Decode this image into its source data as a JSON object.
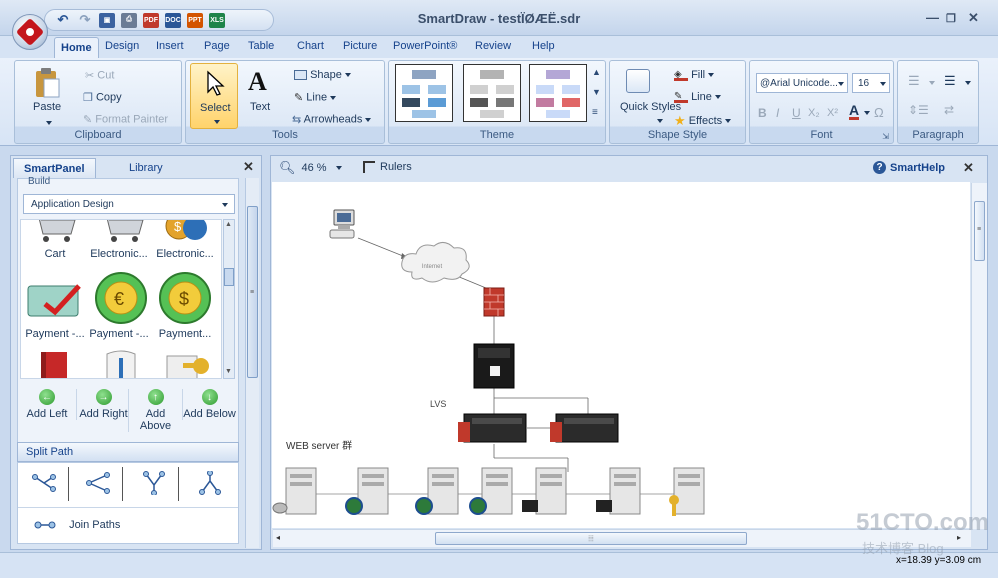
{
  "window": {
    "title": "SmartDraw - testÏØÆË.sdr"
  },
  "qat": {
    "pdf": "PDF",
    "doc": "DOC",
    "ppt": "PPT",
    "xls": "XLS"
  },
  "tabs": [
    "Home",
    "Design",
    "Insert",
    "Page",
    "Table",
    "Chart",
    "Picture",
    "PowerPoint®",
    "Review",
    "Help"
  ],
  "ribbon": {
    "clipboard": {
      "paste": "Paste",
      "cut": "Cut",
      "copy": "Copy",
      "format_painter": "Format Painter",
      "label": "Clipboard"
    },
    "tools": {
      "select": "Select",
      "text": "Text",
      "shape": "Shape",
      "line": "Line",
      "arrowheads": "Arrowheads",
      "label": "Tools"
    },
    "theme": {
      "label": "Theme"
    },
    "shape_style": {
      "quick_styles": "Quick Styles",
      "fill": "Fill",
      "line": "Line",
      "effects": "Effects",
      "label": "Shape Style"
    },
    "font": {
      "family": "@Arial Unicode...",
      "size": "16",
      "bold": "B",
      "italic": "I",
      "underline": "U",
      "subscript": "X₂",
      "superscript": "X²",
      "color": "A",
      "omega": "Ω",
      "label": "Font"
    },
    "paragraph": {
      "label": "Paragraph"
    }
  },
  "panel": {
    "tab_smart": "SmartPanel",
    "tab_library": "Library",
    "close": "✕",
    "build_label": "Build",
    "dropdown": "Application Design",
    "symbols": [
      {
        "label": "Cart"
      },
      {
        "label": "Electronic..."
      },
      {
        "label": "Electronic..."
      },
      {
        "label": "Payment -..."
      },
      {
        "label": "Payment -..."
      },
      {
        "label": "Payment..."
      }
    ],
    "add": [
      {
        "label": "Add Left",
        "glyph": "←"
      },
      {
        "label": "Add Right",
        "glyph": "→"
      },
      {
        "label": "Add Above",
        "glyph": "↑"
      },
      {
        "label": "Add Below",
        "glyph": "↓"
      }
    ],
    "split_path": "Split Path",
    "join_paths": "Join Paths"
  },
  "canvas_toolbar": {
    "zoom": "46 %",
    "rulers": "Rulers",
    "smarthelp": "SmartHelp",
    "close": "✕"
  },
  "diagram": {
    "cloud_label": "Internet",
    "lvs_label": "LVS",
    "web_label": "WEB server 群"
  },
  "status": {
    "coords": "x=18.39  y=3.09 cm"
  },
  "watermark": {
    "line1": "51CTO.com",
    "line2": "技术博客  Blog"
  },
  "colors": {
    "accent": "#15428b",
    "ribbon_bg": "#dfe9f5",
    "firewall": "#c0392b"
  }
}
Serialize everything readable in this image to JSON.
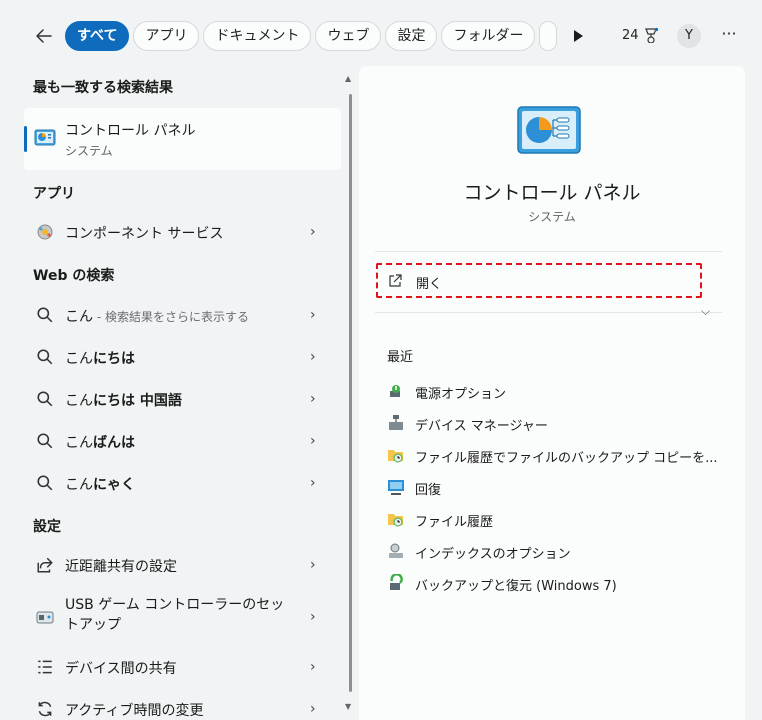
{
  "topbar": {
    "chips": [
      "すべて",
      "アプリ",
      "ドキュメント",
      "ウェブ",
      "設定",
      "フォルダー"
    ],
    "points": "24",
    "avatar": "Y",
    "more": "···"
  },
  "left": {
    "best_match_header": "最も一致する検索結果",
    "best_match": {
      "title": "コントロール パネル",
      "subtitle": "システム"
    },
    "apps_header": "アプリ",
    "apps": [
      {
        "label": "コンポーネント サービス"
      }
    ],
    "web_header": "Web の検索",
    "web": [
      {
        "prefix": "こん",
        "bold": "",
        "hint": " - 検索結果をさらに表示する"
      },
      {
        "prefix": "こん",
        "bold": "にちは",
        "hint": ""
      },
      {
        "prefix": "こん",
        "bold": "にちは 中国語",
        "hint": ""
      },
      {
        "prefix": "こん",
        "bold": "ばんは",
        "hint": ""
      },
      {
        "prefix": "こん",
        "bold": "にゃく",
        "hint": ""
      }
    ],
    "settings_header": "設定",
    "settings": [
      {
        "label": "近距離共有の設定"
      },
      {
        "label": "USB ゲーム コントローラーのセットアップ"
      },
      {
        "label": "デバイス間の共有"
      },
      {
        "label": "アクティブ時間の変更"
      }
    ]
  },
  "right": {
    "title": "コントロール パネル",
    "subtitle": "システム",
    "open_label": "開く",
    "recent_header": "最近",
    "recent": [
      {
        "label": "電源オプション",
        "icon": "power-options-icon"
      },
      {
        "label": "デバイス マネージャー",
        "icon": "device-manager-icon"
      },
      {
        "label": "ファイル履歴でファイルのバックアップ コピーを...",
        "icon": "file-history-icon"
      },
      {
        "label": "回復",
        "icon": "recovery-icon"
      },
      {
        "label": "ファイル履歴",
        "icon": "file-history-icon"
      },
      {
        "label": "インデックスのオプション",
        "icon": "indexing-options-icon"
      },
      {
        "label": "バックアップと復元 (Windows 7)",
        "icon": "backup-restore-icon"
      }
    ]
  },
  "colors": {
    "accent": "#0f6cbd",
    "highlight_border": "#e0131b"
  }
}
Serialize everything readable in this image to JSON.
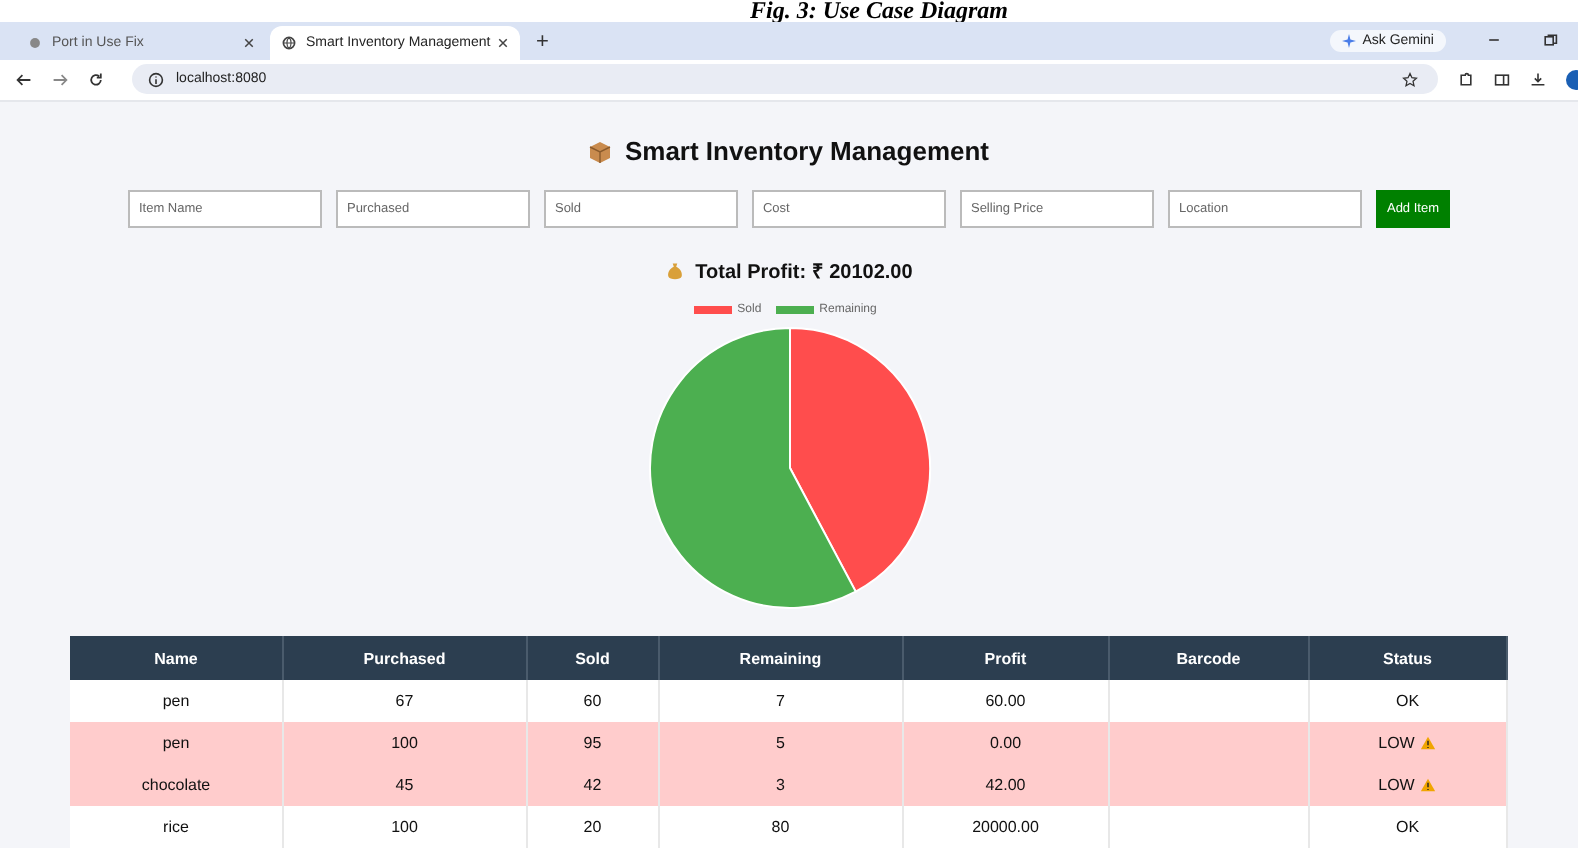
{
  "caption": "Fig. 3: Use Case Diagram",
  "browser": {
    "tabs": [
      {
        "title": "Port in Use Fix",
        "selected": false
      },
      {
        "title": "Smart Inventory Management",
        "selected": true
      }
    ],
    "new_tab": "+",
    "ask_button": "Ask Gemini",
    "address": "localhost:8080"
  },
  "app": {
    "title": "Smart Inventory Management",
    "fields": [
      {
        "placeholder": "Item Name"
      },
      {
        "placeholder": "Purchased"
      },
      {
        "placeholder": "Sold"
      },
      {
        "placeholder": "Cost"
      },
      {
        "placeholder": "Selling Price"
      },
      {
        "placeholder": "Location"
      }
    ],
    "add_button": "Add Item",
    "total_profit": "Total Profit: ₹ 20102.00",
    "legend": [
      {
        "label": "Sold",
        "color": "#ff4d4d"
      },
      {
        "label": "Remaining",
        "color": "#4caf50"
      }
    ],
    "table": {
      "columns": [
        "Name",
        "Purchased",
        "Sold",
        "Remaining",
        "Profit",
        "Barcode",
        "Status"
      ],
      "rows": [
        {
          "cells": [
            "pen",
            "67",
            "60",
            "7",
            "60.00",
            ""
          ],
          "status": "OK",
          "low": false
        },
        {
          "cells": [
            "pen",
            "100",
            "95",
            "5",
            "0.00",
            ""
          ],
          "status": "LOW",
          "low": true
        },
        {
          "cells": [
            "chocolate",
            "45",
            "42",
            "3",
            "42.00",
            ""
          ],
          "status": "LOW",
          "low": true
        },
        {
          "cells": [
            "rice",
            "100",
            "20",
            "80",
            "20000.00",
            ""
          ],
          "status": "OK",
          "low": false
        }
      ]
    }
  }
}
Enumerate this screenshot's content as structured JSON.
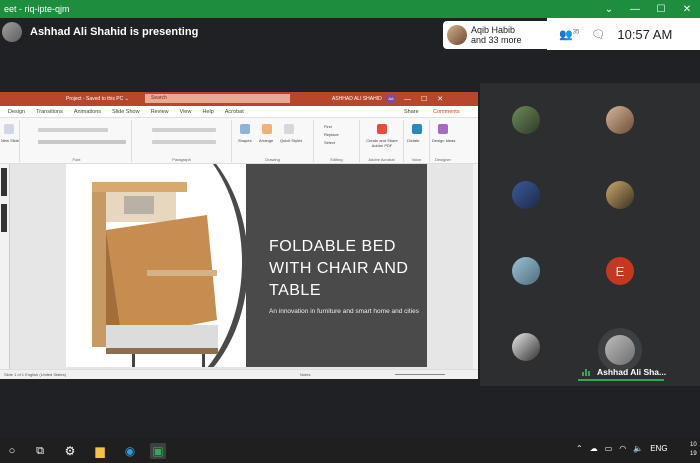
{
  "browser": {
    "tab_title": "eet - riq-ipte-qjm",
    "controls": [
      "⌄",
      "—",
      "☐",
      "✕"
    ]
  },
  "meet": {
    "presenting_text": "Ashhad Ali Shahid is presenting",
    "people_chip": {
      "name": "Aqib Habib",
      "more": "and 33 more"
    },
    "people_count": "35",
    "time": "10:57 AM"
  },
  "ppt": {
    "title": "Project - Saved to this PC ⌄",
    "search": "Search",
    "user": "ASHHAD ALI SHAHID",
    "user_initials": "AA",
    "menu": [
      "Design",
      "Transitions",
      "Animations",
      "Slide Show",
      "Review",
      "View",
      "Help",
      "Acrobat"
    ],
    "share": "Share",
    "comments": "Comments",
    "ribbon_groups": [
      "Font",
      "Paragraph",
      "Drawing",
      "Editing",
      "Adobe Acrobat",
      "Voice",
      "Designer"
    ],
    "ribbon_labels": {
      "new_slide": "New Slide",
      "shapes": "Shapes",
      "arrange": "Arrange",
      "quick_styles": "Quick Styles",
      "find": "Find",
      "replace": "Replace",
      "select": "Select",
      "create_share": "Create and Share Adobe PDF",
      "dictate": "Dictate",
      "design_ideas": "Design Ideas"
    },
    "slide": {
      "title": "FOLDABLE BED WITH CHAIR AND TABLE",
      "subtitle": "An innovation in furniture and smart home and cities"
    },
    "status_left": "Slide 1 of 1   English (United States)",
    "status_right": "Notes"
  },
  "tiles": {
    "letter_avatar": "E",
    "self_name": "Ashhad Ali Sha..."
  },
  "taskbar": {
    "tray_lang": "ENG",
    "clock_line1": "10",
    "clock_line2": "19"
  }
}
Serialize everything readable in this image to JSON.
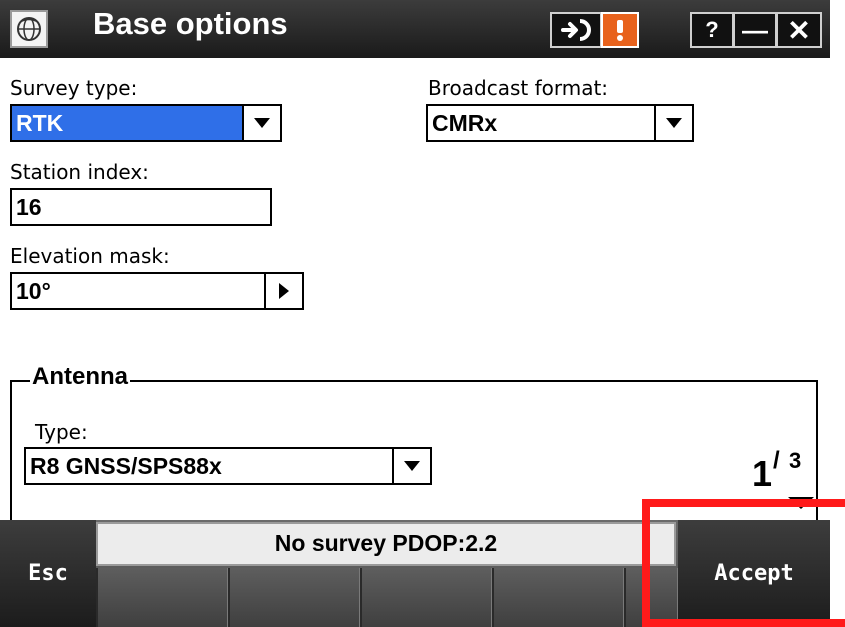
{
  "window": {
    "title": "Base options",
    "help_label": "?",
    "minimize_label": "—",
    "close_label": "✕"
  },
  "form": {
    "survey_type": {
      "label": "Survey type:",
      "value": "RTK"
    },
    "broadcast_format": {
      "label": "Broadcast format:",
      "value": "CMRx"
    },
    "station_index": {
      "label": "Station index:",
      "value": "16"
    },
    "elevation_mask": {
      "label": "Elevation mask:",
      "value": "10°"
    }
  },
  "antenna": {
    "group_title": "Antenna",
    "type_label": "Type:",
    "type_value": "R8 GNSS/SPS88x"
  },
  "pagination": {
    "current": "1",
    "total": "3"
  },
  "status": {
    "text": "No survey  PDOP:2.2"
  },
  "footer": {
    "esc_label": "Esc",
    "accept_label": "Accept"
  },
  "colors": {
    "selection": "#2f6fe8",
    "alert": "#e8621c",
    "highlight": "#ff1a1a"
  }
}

WHAT THE EXERCISE ASKS: Return all lines containing "Share".

RESULT:
    "share": "Share",
      "create_share": "Create and Share Adobe PDF",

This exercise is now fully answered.